Extract every record, exactly as written, and ignore the pictures.

------ Material ------

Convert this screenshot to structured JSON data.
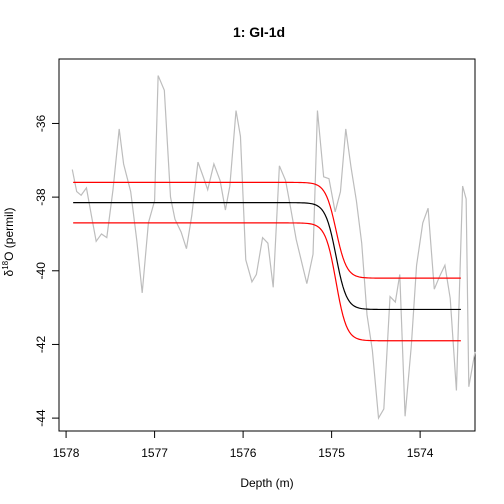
{
  "chart_data": {
    "type": "line",
    "title": "1: GI-1d",
    "xlabel": "Depth (m)",
    "ylabel_prefix": "δ",
    "ylabel_sup": "18",
    "ylabel_rest": "O (permil)",
    "xlim": [
      1578.08,
      1573.38
    ],
    "ylim": [
      -44.35,
      -34.25
    ],
    "x_ticks": [
      1578,
      1577,
      1576,
      1575,
      1574
    ],
    "x_tick_labels": [
      "1578",
      "1577",
      "1576",
      "1575",
      "1574"
    ],
    "y_ticks": [
      -36,
      -38,
      -40,
      -42,
      -44
    ],
    "y_tick_labels": [
      "-36",
      "-38",
      "-40",
      "-42",
      "-44"
    ],
    "series": [
      {
        "role": "observed",
        "color": "#bdbdbd",
        "x": [
          1577.93,
          1577.88,
          1577.83,
          1577.77,
          1577.71,
          1577.66,
          1577.6,
          1577.54,
          1577.47,
          1577.4,
          1577.35,
          1577.27,
          1577.2,
          1577.14,
          1577.07,
          1577.0,
          1576.96,
          1576.89,
          1576.82,
          1576.77,
          1576.7,
          1576.64,
          1576.58,
          1576.51,
          1576.45,
          1576.4,
          1576.33,
          1576.26,
          1576.2,
          1576.15,
          1576.08,
          1576.03,
          1575.97,
          1575.9,
          1575.85,
          1575.78,
          1575.72,
          1575.66,
          1575.59,
          1575.52,
          1575.47,
          1575.4,
          1575.34,
          1575.28,
          1575.21,
          1575.16,
          1575.09,
          1575.03,
          1574.96,
          1574.9,
          1574.84,
          1574.78,
          1574.72,
          1574.66,
          1574.6,
          1574.54,
          1574.47,
          1574.41,
          1574.34,
          1574.28,
          1574.23,
          1574.17,
          1574.1,
          1574.04,
          1573.97,
          1573.91,
          1573.84,
          1573.78,
          1573.72,
          1573.66,
          1573.59,
          1573.52,
          1573.48
        ],
        "y": [
          -37.25,
          -37.85,
          -37.95,
          -37.75,
          -38.55,
          -39.2,
          -39.0,
          -39.1,
          -37.8,
          -36.15,
          -37.1,
          -37.85,
          -39.2,
          -40.6,
          -38.7,
          -38.1,
          -34.7,
          -35.1,
          -38.0,
          -38.6,
          -38.95,
          -39.4,
          -38.5,
          -37.05,
          -37.45,
          -37.8,
          -37.1,
          -37.55,
          -38.35,
          -37.7,
          -35.65,
          -36.35,
          -39.7,
          -40.3,
          -40.1,
          -39.1,
          -39.25,
          -40.45,
          -37.15,
          -37.55,
          -38.2,
          -39.15,
          -39.75,
          -40.35,
          -39.55,
          -35.65,
          -37.45,
          -37.5,
          -38.4,
          -37.85,
          -36.15,
          -37.2,
          -38.1,
          -39.25,
          -41.2,
          -42.15,
          -44.0,
          -43.75,
          -40.7,
          -40.85,
          -40.1,
          -43.95,
          -42.05,
          -39.85,
          -38.7,
          -38.3,
          -40.5,
          -40.15,
          -39.85,
          -40.75,
          -43.25,
          -37.7,
          -38.05
        ],
        "x_tail": [
          1573.45,
          1573.38
        ],
        "y_tail": [
          -43.15,
          -42.2
        ]
      },
      {
        "role": "fit",
        "color": "#000000",
        "transition_midpoint": 1574.95,
        "before": -38.15,
        "after": -41.05
      },
      {
        "role": "upper-band",
        "color": "#ff0000",
        "transition_midpoint": 1574.95,
        "before": -37.6,
        "after": -40.2
      },
      {
        "role": "lower-band",
        "color": "#ff0000",
        "transition_midpoint": 1574.95,
        "before": -38.7,
        "after": -41.9
      }
    ]
  }
}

------

• [Exercise answer]:
Convert this screenshot to structured JSON data.
{
  "chart_data": {
    "type": "line",
    "title": "1: GI-1d",
    "xlabel": "Depth (m)",
    "ylabel_prefix": "δ",
    "ylabel_sup": "18",
    "ylabel_rest": "O (permil)",
    "xlim": [
      1578.08,
      1573.38
    ],
    "ylim": [
      -44.35,
      -34.25
    ],
    "x_ticks": [
      1578,
      1577,
      1576,
      1575,
      1574
    ],
    "x_tick_labels": [
      "1578",
      "1577",
      "1576",
      "1575",
      "1574"
    ],
    "y_ticks": [
      -36,
      -38,
      -40,
      -42,
      -44
    ],
    "y_tick_labels": [
      "-36",
      "-38",
      "-40",
      "-42",
      "-44"
    ],
    "series": [
      {
        "role": "observed",
        "color": "#bdbdbd",
        "x": [
          1577.93,
          1577.88,
          1577.83,
          1577.77,
          1577.71,
          1577.66,
          1577.6,
          1577.54,
          1577.47,
          1577.4,
          1577.35,
          1577.27,
          1577.2,
          1577.14,
          1577.07,
          1577.0,
          1576.96,
          1576.89,
          1576.82,
          1576.77,
          1576.7,
          1576.64,
          1576.58,
          1576.51,
          1576.45,
          1576.4,
          1576.33,
          1576.26,
          1576.2,
          1576.15,
          1576.08,
          1576.03,
          1575.97,
          1575.9,
          1575.85,
          1575.78,
          1575.72,
          1575.66,
          1575.59,
          1575.52,
          1575.47,
          1575.4,
          1575.34,
          1575.28,
          1575.21,
          1575.16,
          1575.09,
          1575.03,
          1574.96,
          1574.9,
          1574.84,
          1574.78,
          1574.72,
          1574.66,
          1574.6,
          1574.54,
          1574.47,
          1574.41,
          1574.34,
          1574.28,
          1574.23,
          1574.17,
          1574.1,
          1574.04,
          1573.97,
          1573.91,
          1573.84,
          1573.78,
          1573.72,
          1573.66,
          1573.59,
          1573.52,
          1573.48
        ],
        "y": [
          -37.25,
          -37.85,
          -37.95,
          -37.75,
          -38.55,
          -39.2,
          -39.0,
          -39.1,
          -37.8,
          -36.15,
          -37.1,
          -37.85,
          -39.2,
          -40.6,
          -38.7,
          -38.1,
          -34.7,
          -35.1,
          -38.0,
          -38.6,
          -38.95,
          -39.4,
          -38.5,
          -37.05,
          -37.45,
          -37.8,
          -37.1,
          -37.55,
          -38.35,
          -37.7,
          -35.65,
          -36.35,
          -39.7,
          -40.3,
          -40.1,
          -39.1,
          -39.25,
          -40.45,
          -37.15,
          -37.55,
          -38.2,
          -39.15,
          -39.75,
          -40.35,
          -39.55,
          -35.65,
          -37.45,
          -37.5,
          -38.4,
          -37.85,
          -36.15,
          -37.2,
          -38.1,
          -39.25,
          -41.2,
          -42.15,
          -44.0,
          -43.75,
          -40.7,
          -40.85,
          -40.1,
          -43.95,
          -42.05,
          -39.85,
          -38.7,
          -38.3,
          -40.5,
          -40.15,
          -39.85,
          -40.75,
          -43.25,
          -37.7,
          -38.05
        ],
        "x_tail": [
          1573.45,
          1573.38
        ],
        "y_tail": [
          -43.15,
          -42.2
        ]
      },
      {
        "role": "fit",
        "color": "#000000",
        "transition_midpoint": 1574.95,
        "before": -38.15,
        "after": -41.05
      },
      {
        "role": "upper-band",
        "color": "#ff0000",
        "transition_midpoint": 1574.95,
        "before": -37.6,
        "after": -40.2
      },
      {
        "role": "lower-band",
        "color": "#ff0000",
        "transition_midpoint": 1574.95,
        "before": -38.7,
        "after": -41.9
      }
    ]
  }
}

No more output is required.